■ Exercise brief:
Repeat the whole of the data, keeping every detail the same.
###
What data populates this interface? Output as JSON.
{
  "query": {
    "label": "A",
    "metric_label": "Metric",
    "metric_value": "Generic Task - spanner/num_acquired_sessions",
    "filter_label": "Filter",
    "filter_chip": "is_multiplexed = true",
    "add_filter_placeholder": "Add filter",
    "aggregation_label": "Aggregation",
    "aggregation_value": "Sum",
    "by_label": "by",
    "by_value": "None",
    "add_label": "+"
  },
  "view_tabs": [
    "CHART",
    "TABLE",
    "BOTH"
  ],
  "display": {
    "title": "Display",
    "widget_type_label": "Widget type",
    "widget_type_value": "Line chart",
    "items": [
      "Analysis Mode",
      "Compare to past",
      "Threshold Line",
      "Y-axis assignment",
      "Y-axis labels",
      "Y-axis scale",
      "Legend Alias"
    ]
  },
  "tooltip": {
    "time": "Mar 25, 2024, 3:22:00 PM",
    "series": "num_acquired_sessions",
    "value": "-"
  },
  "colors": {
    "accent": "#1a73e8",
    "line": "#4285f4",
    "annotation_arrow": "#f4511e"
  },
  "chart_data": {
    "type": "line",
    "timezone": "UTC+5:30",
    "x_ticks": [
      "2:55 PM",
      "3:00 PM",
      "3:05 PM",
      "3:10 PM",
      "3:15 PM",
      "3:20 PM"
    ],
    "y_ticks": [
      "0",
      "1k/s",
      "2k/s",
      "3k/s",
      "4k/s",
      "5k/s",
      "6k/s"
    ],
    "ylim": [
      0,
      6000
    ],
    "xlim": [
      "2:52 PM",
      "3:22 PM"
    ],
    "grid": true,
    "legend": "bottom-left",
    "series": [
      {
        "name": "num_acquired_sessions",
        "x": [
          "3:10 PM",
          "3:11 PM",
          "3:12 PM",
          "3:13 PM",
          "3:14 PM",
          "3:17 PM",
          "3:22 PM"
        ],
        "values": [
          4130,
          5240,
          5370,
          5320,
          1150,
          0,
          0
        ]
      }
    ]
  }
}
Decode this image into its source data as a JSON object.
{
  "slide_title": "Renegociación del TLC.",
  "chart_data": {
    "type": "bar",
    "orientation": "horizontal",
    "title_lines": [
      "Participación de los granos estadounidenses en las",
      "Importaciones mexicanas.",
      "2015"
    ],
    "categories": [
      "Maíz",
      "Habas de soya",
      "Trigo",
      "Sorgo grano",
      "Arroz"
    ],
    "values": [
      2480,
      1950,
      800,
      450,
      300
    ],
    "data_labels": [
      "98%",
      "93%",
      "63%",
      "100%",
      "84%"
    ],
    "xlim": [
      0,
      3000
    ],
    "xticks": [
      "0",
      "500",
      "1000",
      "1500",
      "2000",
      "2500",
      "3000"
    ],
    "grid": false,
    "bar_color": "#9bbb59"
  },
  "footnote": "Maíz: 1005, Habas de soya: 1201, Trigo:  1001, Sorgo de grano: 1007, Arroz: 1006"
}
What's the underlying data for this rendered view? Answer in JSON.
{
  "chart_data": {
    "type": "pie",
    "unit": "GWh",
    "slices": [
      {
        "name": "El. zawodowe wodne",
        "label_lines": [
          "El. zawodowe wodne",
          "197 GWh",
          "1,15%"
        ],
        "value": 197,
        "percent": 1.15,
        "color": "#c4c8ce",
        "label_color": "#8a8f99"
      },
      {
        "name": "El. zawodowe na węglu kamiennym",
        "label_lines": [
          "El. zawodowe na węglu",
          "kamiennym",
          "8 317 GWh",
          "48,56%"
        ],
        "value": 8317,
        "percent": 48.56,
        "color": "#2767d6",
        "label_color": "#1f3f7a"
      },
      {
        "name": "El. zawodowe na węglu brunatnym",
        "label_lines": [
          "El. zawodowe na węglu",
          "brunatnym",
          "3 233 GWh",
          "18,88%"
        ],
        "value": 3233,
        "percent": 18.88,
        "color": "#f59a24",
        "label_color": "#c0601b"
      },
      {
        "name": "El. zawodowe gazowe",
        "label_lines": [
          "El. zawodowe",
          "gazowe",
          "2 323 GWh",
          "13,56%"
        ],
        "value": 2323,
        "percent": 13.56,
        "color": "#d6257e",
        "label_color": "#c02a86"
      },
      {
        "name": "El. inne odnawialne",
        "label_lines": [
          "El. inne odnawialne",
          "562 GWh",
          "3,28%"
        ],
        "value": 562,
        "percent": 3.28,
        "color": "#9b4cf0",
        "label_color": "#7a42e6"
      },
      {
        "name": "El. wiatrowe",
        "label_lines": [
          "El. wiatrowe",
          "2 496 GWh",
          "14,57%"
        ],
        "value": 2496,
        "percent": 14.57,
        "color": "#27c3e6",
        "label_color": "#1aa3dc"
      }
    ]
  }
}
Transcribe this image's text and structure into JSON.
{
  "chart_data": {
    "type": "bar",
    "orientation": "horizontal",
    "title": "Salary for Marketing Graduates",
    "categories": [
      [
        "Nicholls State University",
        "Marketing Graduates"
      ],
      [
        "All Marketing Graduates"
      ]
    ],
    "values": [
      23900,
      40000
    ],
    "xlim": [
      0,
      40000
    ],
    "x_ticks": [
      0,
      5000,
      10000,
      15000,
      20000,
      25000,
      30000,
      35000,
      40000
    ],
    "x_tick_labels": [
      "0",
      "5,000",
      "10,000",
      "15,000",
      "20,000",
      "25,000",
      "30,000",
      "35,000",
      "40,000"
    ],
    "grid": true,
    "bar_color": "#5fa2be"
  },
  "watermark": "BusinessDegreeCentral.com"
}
###
■ Exercise output:
What data populates this interface? Output as JSON.
{
  "query": {
    "label": "A",
    "metric_label": "Metric",
    "metric_value": "Generic Task - spanner/num_acquired_sessions",
    "filter_label": "Filter",
    "filter_chip": "is_multiplexed = true",
    "add_filter_placeholder": "Add filter",
    "aggregation_label": "Aggregation",
    "aggregation_value": "Sum",
    "by_label": "by",
    "by_value": "None",
    "add_label": "+"
  },
  "view_tabs": [
    "CHART",
    "TABLE",
    "BOTH"
  ],
  "display": {
    "title": "Display",
    "widget_type_label": "Widget type",
    "widget_type_value": "Line chart",
    "items": [
      "Analysis Mode",
      "Compare to past",
      "Threshold Line",
      "Y-axis assignment",
      "Y-axis labels",
      "Y-axis scale",
      "Legend Alias"
    ]
  },
  "tooltip": {
    "time": "Mar 25, 2024, 3:22:00 PM",
    "series": "num_acquired_sessions",
    "value": "-"
  },
  "colors": {
    "accent": "#1a73e8",
    "line": "#4285f4",
    "annotation_arrow": "#f4511e"
  },
  "chart_data": {
    "type": "line",
    "timezone": "UTC+5:30",
    "x_ticks": [
      "2:55 PM",
      "3:00 PM",
      "3:05 PM",
      "3:10 PM",
      "3:15 PM",
      "3:20 PM"
    ],
    "y_ticks": [
      "0",
      "1k/s",
      "2k/s",
      "3k/s",
      "4k/s",
      "5k/s",
      "6k/s"
    ],
    "ylim": [
      0,
      6000
    ],
    "xlim": [
      "2:52 PM",
      "3:22 PM"
    ],
    "grid": true,
    "legend": "bottom-left",
    "series": [
      {
        "name": "num_acquired_sessions",
        "x": [
          "3:10 PM",
          "3:11 PM",
          "3:12 PM",
          "3:13 PM",
          "3:14 PM",
          "3:17 PM",
          "3:22 PM"
        ],
        "values": [
          4130,
          5240,
          5370,
          5320,
          1150,
          0,
          0
        ]
      }
    ]
  }
}
Decode this image into its source data as a JSON object.
{
  "slide_title": "Renegociación del TLC.",
  "chart_data": {
    "type": "bar",
    "orientation": "horizontal",
    "title_lines": [
      "Participación de los granos estadounidenses en las",
      "Importaciones mexicanas.",
      "2015"
    ],
    "categories": [
      "Maíz",
      "Habas de soya",
      "Trigo",
      "Sorgo grano",
      "Arroz"
    ],
    "values": [
      2480,
      1950,
      800,
      450,
      300
    ],
    "data_labels": [
      "98%",
      "93%",
      "63%",
      "100%",
      "84%"
    ],
    "xlim": [
      0,
      3000
    ],
    "xticks": [
      "0",
      "500",
      "1000",
      "1500",
      "2000",
      "2500",
      "3000"
    ],
    "grid": false,
    "bar_color": "#9bbb59"
  },
  "footnote": "Maíz: 1005, Habas de soya: 1201, Trigo:  1001, Sorgo de grano: 1007, Arroz: 1006"
}
What's the underlying data for this rendered view? Answer in JSON.
{
  "chart_data": {
    "type": "pie",
    "unit": "GWh",
    "slices": [
      {
        "name": "El. zawodowe wodne",
        "label_lines": [
          "El. zawodowe wodne",
          "197 GWh",
          "1,15%"
        ],
        "value": 197,
        "percent": 1.15,
        "color": "#c4c8ce",
        "label_color": "#8a8f99"
      },
      {
        "name": "El. zawodowe na węglu kamiennym",
        "label_lines": [
          "El. zawodowe na węglu",
          "kamiennym",
          "8 317 GWh",
          "48,56%"
        ],
        "value": 8317,
        "percent": 48.56,
        "color": "#2767d6",
        "label_color": "#1f3f7a"
      },
      {
        "name": "El. zawodowe na węglu brunatnym",
        "label_lines": [
          "El. zawodowe na węglu",
          "brunatnym",
          "3 233 GWh",
          "18,88%"
        ],
        "value": 3233,
        "percent": 18.88,
        "color": "#f59a24",
        "label_color": "#c0601b"
      },
      {
        "name": "El. zawodowe gazowe",
        "label_lines": [
          "El. zawodowe",
          "gazowe",
          "2 323 GWh",
          "13,56%"
        ],
        "value": 2323,
        "percent": 13.56,
        "color": "#d6257e",
        "label_color": "#c02a86"
      },
      {
        "name": "El. inne odnawialne",
        "label_lines": [
          "El. inne odnawialne",
          "562 GWh",
          "3,28%"
        ],
        "value": 562,
        "percent": 3.28,
        "color": "#9b4cf0",
        "label_color": "#7a42e6"
      },
      {
        "name": "El. wiatrowe",
        "label_lines": [
          "El. wiatrowe",
          "2 496 GWh",
          "14,57%"
        ],
        "value": 2496,
        "percent": 14.57,
        "color": "#27c3e6",
        "label_color": "#1aa3dc"
      }
    ]
  }
}
Transcribe this image's text and structure into JSON.
{
  "chart_data": {
    "type": "bar",
    "orientation": "horizontal",
    "title": "Salary for Marketing Graduates",
    "categories": [
      [
        "Nicholls State University",
        "Marketing Graduates"
      ],
      [
        "All Marketing Graduates"
      ]
    ],
    "values": [
      23900,
      40000
    ],
    "xlim": [
      0,
      40000
    ],
    "x_ticks": [
      0,
      5000,
      10000,
      15000,
      20000,
      25000,
      30000,
      35000,
      40000
    ],
    "x_tick_labels": [
      "0",
      "5,000",
      "10,000",
      "15,000",
      "20,000",
      "25,000",
      "30,000",
      "35,000",
      "40,000"
    ],
    "grid": true,
    "bar_color": "#5fa2be"
  },
  "watermark": "BusinessDegreeCentral.com"
}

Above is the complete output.